*** Records provided ***

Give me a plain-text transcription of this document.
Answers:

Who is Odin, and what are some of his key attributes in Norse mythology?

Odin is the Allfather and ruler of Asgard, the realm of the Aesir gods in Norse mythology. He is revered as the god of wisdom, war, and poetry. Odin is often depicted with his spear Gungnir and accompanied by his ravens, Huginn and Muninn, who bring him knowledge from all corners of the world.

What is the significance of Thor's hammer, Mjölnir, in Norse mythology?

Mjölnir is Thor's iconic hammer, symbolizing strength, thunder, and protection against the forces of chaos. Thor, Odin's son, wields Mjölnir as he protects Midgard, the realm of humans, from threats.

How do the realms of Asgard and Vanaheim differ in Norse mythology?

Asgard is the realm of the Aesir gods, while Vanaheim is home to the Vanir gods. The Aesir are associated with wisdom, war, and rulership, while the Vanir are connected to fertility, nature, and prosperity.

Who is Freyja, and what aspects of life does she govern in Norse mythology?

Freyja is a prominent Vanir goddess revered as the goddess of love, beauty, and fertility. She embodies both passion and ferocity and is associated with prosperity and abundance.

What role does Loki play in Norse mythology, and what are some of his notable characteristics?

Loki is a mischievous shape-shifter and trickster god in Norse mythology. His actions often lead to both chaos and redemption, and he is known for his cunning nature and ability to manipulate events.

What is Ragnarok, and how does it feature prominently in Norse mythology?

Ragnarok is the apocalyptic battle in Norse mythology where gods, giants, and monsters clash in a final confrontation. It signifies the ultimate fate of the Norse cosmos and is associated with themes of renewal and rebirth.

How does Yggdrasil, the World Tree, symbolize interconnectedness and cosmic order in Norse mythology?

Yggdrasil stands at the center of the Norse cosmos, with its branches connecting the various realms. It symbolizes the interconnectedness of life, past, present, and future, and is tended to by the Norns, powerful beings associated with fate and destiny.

***

Your task » Type the whole listing again, unaltered.

Correct response »
Give me a plain-text transcription of this document.
Answers:

Who is Odin, and what are some of his key attributes in Norse mythology?

Odin is the Allfather and ruler of Asgard, the realm of the Aesir gods in Norse mythology. He is revered as the god of wisdom, war, and poetry. Odin is often depicted with his spear Gungnir and accompanied by his ravens, Huginn and Muninn, who bring him knowledge from all corners of the world.

What is the significance of Thor's hammer, Mjölnir, in Norse mythology?

Mjölnir is Thor's iconic hammer, symbolizing strength, thunder, and protection against the forces of chaos. Thor, Odin's son, wields Mjölnir as he protects Midgard, the realm of humans, from threats.

How do the realms of Asgard and Vanaheim differ in Norse mythology?

Asgard is the realm of the Aesir gods, while Vanaheim is home to the Vanir gods. The Aesir are associated with wisdom, war, and rulership, while the Vanir are connected to fertility, nature, and prosperity.

Who is Freyja, and what aspects of life does she govern in Norse mythology?

Freyja is a prominent Vanir goddess revered as the goddess of love, beauty, and fertility. She embodies both passion and ferocity and is associated with prosperity and abundance.

What role does Loki play in Norse mythology, and what are some of his notable characteristics?

Loki is a mischievous shape-shifter and trickster god in Norse mythology. His actions often lead to both chaos and redemption, and he is known for his cunning nature and ability to manipulate events.

What is Ragnarok, and how does it feature prominently in Norse mythology?

Ragnarok is the apocalyptic battle in Norse mythology where gods, giants, and monsters clash in a final confrontation. It signifies the ultimate fate of the Norse cosmos and is associated with themes of renewal and rebirth.

How does Yggdrasil, the World Tree, symbolize interconnectedness and cosmic order in Norse mythology?

Yggdrasil stands at the center of the Norse cosmos, with its branches connecting the various realms. It symbolizes the interconnectedness of life, past, present, and future, and is tended to by the Norns, powerful beings associated with fate and destiny.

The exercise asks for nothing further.